- INSTRUCTIONS TO FOLLOW -
Pull out each line of the records holding the string "Melo".

- Collected data entries -

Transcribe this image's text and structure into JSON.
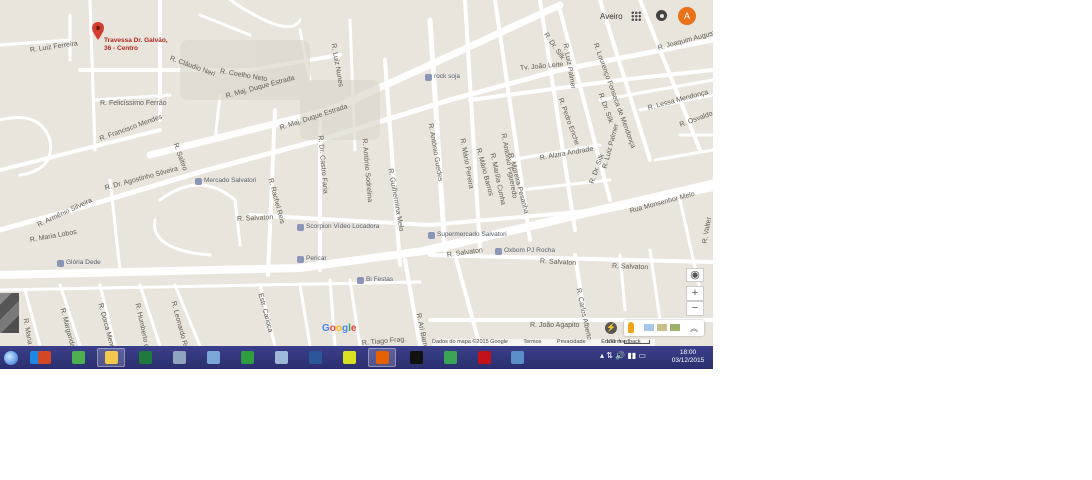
{
  "header": {
    "user_link": "Aveiro",
    "avatar_initial": "A",
    "apps_icon": "apps-grid-icon",
    "notifications_icon": "notifications-icon"
  },
  "marker": {
    "label": "Travessa Dr. Galvão, 36 - Centro",
    "icon": "red-pin-icon",
    "color": "#d23f31"
  },
  "streets": [
    {
      "name": "R. Luiz Ferreira"
    },
    {
      "name": "R. Coelho Neto"
    },
    {
      "name": "R. Cláudio Neri"
    },
    {
      "name": "R. Felicíssimo Ferrão"
    },
    {
      "name": "R. Luiz Nunes"
    },
    {
      "name": "R. Maj. Duque Estrada"
    },
    {
      "name": "R. Francisco Mendes"
    },
    {
      "name": "R. Dr. Agostinho Silveira"
    },
    {
      "name": "R. Armênio Silveira"
    },
    {
      "name": "R. Maria Lobos"
    },
    {
      "name": "R. Saltiro"
    },
    {
      "name": "R. Dr. Castro Faria"
    },
    {
      "name": "R. Antônio Sodrelina"
    },
    {
      "name": "R. Guilhermina Melo"
    },
    {
      "name": "R. Antônio Guedes"
    },
    {
      "name": "R. Mário Pereira"
    },
    {
      "name": "R. Mário Barros"
    },
    {
      "name": "R. Marília Cunha"
    },
    {
      "name": "R. Antônio Figueredo"
    },
    {
      "name": "R. Moreira Pesanha"
    },
    {
      "name": "Tv. João Leite"
    },
    {
      "name": "R. Dr. Silk"
    },
    {
      "name": "R. Luiz Palmer"
    },
    {
      "name": "R. Lourenço Fonseca de Mendonça"
    },
    {
      "name": "R. Joaquim Augusto"
    },
    {
      "name": "R. Lessa Mendonça"
    },
    {
      "name": "R. Osvaldo"
    },
    {
      "name": "R. Alzira Andrade"
    },
    {
      "name": "R. Luiz Palmer"
    },
    {
      "name": "R. Dr. Silk"
    },
    {
      "name": "Rua Monsenhor Melo"
    },
    {
      "name": "R. Salvaton"
    },
    {
      "name": "R. Salvaton"
    },
    {
      "name": "R. Salvaton"
    },
    {
      "name": "R. Salvaton"
    },
    {
      "name": "R. Maria Gaddo"
    },
    {
      "name": "R. Margarida Duarte"
    },
    {
      "name": "R. Dorca Mendes"
    },
    {
      "name": "R. Humberto de Gusmão"
    },
    {
      "name": "R. Leonardo Romeu"
    },
    {
      "name": "Estr. Carioca"
    },
    {
      "name": "R. Rachel Reis"
    },
    {
      "name": "R. Ari Barroso"
    },
    {
      "name": "R. Carlos Alberto"
    },
    {
      "name": "R. João Agapito"
    },
    {
      "name": "R. Tiago Frag."
    },
    {
      "name": "R. Valter"
    },
    {
      "name": "R. Maj. Duque Estrada"
    },
    {
      "name": "R. Pedro Eriche"
    },
    {
      "name": "R. Dr. Silk"
    }
  ],
  "pois": [
    {
      "name": "rock soja"
    },
    {
      "name": "Mercado Salvatori"
    },
    {
      "name": "Scorpion Vídeo Locadora"
    },
    {
      "name": "Supermercado Salvatori"
    },
    {
      "name": "Pericar"
    },
    {
      "name": "Bi Festas"
    },
    {
      "name": "Oxbom PJ Rocha"
    },
    {
      "name": "Glória Dede"
    }
  ],
  "map_footer": {
    "logo": "Google",
    "attribution": "Dados do mapa ©2015 Google",
    "terms": "Termos",
    "privacy": "Privacidade",
    "feedback": "Enviar feedback",
    "scale": "100 m"
  },
  "controls": {
    "zoom_in": "+",
    "zoom_out": "−",
    "my_location_icon": "my-location-icon",
    "expand_icon": "chevron-up-icon"
  },
  "taskbar": {
    "apps": [
      {
        "icon": "internet-explorer-icon",
        "color": "#1e88e5"
      },
      {
        "icon": "powerpoint-icon",
        "color": "#d24726"
      },
      {
        "icon": "chrome-icon",
        "color": "#4caf50"
      },
      {
        "icon": "file-explorer-icon",
        "color": "#f2c94c",
        "active": true
      },
      {
        "icon": "excel-icon",
        "color": "#1f7a3d"
      },
      {
        "icon": "calculator-icon",
        "color": "#90a4c0"
      },
      {
        "icon": "notes-icon",
        "color": "#7aa6d8"
      },
      {
        "icon": "project-green-icon",
        "color": "#2e9e3e"
      },
      {
        "icon": "paint-icon",
        "color": "#a0b8d8"
      },
      {
        "icon": "word-icon",
        "color": "#2b579a"
      },
      {
        "icon": "ve-app-icon",
        "color": "#d9e021"
      },
      {
        "icon": "firefox-icon",
        "color": "#e66000",
        "active": true
      },
      {
        "icon": "command-prompt-icon",
        "color": "#111111"
      },
      {
        "icon": "app-green-icon",
        "color": "#3aa655"
      },
      {
        "icon": "acrobat-reader-icon",
        "color": "#c4121a"
      },
      {
        "icon": "image-viewer-icon",
        "color": "#5b8fc7"
      }
    ],
    "clock": {
      "time": "18:00",
      "date": "03/12/2015"
    }
  }
}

- THE REPLY -
      "name": "R. Guilhermina Melo"
      "name": "Rua Monsenhor Melo"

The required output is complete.